:: SUPPLIED RECORDS ::
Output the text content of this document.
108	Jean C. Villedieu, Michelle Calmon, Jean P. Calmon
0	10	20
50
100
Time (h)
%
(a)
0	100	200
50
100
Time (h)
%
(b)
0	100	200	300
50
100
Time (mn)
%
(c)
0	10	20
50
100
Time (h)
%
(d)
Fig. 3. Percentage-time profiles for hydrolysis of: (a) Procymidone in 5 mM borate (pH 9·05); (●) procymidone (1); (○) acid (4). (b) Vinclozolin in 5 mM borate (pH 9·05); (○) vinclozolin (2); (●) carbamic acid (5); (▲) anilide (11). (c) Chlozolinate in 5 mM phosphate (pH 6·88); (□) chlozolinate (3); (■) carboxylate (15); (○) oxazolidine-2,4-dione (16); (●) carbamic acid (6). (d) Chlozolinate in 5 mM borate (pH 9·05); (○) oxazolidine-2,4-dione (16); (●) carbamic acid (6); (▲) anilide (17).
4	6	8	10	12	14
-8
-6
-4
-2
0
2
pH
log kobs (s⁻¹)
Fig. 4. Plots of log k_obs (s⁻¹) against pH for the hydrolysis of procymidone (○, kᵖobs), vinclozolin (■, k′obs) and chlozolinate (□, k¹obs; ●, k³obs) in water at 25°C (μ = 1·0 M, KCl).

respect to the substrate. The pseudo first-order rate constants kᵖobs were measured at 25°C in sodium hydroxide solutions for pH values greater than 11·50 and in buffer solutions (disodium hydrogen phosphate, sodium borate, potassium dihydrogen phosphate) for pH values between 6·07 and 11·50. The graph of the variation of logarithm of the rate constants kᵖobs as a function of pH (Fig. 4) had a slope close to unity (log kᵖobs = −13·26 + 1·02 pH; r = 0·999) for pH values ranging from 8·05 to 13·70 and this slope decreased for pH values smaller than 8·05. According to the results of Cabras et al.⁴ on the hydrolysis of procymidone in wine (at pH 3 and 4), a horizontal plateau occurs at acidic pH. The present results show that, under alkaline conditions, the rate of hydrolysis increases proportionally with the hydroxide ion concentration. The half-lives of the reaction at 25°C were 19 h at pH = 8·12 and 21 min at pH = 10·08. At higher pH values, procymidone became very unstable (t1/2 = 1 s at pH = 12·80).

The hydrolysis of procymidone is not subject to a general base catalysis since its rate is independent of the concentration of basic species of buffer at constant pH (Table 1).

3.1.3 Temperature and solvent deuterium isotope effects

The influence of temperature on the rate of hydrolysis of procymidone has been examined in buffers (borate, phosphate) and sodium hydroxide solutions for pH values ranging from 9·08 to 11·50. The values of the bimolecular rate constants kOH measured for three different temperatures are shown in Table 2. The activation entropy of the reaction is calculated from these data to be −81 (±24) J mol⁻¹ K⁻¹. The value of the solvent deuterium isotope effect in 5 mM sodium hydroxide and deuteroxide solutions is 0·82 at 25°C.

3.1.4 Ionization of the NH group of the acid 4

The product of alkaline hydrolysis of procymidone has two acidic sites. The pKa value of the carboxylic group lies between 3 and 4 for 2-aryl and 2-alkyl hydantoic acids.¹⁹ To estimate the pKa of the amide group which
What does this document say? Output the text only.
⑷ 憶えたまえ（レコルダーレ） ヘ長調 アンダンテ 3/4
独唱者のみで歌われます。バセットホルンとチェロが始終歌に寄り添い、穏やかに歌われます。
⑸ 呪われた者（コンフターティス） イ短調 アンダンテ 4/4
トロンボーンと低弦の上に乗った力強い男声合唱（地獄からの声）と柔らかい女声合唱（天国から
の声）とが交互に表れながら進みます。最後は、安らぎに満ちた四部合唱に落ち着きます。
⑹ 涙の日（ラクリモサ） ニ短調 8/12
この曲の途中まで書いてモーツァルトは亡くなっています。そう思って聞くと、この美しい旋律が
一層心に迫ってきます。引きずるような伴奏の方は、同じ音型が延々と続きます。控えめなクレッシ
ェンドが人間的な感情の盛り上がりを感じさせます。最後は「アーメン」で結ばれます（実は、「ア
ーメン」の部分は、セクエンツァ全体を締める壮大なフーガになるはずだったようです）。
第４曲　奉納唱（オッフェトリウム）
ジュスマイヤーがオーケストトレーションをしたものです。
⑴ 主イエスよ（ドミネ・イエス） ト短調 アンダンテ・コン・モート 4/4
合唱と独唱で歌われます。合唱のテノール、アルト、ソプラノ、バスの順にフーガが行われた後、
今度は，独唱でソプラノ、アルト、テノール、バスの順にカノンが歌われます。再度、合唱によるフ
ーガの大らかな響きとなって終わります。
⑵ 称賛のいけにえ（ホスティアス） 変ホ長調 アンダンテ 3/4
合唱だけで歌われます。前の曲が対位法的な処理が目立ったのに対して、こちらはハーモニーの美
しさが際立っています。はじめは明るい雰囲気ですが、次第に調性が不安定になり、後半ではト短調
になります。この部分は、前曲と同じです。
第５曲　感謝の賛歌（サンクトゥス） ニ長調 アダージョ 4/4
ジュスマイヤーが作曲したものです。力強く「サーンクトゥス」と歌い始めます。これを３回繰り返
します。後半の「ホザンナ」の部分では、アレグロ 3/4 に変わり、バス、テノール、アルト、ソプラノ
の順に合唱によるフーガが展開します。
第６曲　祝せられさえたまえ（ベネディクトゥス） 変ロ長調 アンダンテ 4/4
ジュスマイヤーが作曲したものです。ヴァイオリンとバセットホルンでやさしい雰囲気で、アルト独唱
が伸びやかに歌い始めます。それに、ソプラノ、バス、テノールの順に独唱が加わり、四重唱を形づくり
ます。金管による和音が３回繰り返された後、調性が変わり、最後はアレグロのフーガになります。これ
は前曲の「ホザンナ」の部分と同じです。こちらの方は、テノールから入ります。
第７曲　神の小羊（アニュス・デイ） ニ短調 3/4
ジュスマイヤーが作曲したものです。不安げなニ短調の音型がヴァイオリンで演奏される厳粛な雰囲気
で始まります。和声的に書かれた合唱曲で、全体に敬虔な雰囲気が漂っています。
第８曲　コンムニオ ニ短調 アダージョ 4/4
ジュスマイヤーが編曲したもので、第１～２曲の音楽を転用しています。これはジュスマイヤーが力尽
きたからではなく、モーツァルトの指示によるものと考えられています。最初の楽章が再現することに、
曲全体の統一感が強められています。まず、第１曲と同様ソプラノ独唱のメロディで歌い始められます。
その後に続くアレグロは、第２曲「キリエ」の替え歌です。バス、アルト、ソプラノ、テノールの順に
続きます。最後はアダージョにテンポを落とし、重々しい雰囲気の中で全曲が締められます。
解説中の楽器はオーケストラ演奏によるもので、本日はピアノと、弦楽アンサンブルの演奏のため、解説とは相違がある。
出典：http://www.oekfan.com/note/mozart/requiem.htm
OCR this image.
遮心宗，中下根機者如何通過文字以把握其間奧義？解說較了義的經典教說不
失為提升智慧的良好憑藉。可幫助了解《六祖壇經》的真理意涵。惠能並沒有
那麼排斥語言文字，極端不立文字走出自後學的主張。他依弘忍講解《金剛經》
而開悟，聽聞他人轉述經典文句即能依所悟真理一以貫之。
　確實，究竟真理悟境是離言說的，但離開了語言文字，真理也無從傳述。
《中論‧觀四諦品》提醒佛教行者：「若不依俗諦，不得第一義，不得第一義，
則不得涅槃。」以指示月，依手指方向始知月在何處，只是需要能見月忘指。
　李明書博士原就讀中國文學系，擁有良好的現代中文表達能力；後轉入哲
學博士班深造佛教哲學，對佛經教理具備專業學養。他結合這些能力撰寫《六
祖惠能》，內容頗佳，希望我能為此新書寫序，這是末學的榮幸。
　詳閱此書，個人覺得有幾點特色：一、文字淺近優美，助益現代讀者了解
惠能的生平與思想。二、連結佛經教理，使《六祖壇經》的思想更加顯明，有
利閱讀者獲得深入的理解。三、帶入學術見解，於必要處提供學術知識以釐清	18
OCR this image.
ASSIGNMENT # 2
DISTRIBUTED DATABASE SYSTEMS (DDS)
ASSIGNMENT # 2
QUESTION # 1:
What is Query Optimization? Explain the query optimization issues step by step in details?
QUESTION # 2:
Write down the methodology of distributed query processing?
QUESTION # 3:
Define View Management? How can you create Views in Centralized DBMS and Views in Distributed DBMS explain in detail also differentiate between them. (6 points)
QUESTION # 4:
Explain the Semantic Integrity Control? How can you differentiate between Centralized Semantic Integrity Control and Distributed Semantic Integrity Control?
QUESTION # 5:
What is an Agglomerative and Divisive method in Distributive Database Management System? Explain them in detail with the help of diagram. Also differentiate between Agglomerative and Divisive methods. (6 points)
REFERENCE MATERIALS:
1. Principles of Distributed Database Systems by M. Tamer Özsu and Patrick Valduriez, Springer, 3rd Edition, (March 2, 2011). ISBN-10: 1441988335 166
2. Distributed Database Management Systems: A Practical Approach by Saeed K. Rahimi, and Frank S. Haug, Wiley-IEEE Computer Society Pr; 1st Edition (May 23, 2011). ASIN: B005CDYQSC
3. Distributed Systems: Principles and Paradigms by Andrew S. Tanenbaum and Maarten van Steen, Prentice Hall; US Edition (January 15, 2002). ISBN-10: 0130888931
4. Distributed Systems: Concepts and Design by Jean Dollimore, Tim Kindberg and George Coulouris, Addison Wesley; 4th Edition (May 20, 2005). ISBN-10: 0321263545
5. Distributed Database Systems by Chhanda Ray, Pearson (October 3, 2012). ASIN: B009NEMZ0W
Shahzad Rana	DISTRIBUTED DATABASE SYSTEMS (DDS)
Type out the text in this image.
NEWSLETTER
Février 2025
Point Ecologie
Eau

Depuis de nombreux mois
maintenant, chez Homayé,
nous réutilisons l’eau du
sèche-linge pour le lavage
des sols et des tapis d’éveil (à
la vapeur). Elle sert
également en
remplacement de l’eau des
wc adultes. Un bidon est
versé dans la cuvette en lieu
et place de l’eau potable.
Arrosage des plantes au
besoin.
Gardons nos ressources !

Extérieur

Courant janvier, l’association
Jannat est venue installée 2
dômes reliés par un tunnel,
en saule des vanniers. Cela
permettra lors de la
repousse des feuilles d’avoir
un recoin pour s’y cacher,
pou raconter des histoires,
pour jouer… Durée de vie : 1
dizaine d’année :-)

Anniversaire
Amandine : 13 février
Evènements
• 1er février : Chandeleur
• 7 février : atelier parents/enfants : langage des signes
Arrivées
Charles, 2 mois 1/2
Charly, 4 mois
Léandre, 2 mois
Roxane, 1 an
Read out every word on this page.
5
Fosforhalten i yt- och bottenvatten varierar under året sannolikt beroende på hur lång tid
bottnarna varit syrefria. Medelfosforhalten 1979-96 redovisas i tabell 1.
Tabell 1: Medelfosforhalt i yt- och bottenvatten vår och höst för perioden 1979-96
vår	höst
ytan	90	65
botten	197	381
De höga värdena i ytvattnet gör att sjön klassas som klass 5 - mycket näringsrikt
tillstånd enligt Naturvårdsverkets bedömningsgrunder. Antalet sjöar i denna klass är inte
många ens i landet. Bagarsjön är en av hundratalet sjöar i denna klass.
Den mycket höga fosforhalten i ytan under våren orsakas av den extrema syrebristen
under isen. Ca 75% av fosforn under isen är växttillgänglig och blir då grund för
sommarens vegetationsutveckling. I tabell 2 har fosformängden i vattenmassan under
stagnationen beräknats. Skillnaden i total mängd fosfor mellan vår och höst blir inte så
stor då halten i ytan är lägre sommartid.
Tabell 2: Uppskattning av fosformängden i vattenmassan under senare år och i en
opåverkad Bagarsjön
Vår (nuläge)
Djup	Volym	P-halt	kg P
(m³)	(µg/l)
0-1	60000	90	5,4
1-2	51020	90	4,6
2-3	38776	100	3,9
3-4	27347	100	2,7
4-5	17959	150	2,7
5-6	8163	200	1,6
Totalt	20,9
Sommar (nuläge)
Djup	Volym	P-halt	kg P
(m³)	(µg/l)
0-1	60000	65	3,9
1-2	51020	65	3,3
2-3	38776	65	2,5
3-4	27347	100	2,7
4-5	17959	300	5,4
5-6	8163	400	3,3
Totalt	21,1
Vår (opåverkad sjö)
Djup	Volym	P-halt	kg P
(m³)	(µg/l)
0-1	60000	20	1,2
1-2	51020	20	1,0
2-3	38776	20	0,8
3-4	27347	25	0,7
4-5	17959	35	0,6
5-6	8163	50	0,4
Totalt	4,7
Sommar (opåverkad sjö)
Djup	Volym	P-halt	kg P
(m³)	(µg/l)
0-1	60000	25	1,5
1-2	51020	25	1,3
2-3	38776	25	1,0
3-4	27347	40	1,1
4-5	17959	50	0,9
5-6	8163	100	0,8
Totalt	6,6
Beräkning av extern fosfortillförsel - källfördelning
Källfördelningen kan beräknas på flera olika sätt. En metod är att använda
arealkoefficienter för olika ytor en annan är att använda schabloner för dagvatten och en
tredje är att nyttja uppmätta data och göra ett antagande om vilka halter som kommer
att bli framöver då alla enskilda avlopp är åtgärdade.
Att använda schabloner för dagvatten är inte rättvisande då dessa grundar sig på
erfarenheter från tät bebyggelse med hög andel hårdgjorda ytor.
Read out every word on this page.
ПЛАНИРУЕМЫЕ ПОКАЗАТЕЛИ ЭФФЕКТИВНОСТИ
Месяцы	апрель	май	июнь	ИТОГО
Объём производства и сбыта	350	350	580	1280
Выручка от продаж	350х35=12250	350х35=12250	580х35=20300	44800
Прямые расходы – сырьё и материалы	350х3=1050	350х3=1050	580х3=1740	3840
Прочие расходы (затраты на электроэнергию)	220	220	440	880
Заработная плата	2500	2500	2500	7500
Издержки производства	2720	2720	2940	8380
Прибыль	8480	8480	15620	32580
:::
→ STATED EXERCISE: Gather and copy every line of the data in which the string "六祖壇經" is found.

→ COMPLETED EXERCISE:
失為提升智慧的良好憑藉。可幫助了解《六祖壇經》的真理意涵。惠能並沒有
惠能的生平與思想。二、連結佛經教理，使《六祖壇經》的思想更加顯明，有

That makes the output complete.